Requirement
Among the entries, which lines carry the string "this"? Copy each of them.

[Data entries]
####################
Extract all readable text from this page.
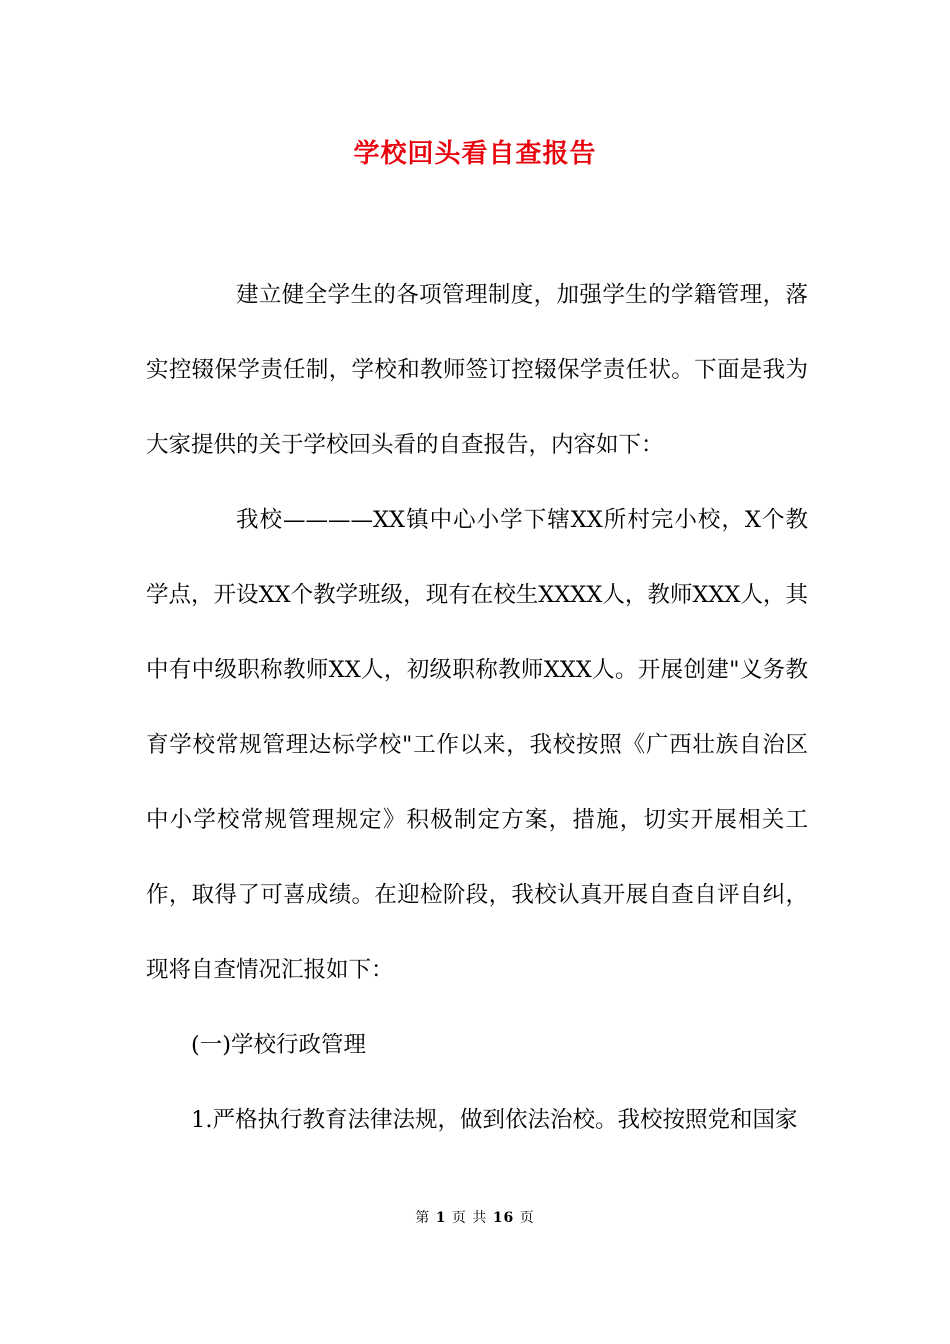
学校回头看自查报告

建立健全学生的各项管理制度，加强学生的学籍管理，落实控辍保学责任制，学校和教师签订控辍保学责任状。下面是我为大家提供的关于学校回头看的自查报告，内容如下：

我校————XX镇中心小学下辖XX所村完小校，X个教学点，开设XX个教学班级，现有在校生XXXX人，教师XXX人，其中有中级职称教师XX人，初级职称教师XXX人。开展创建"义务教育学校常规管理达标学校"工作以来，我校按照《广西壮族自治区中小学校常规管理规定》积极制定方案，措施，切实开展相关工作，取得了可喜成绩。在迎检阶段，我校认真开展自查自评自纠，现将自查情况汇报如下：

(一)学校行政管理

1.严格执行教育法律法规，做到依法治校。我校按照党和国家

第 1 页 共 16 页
####################
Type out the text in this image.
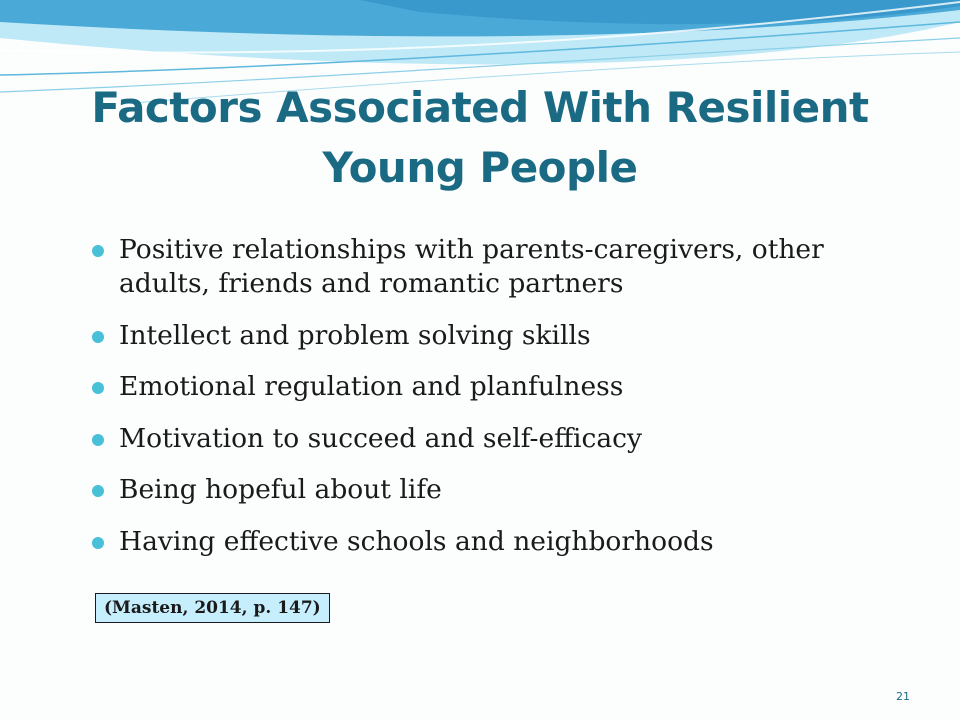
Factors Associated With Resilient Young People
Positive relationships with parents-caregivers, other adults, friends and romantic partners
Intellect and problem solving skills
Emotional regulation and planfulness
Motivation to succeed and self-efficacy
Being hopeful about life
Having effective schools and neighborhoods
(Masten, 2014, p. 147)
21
####################
Solution
Extract all readable text from this page.
Type out the text in this image.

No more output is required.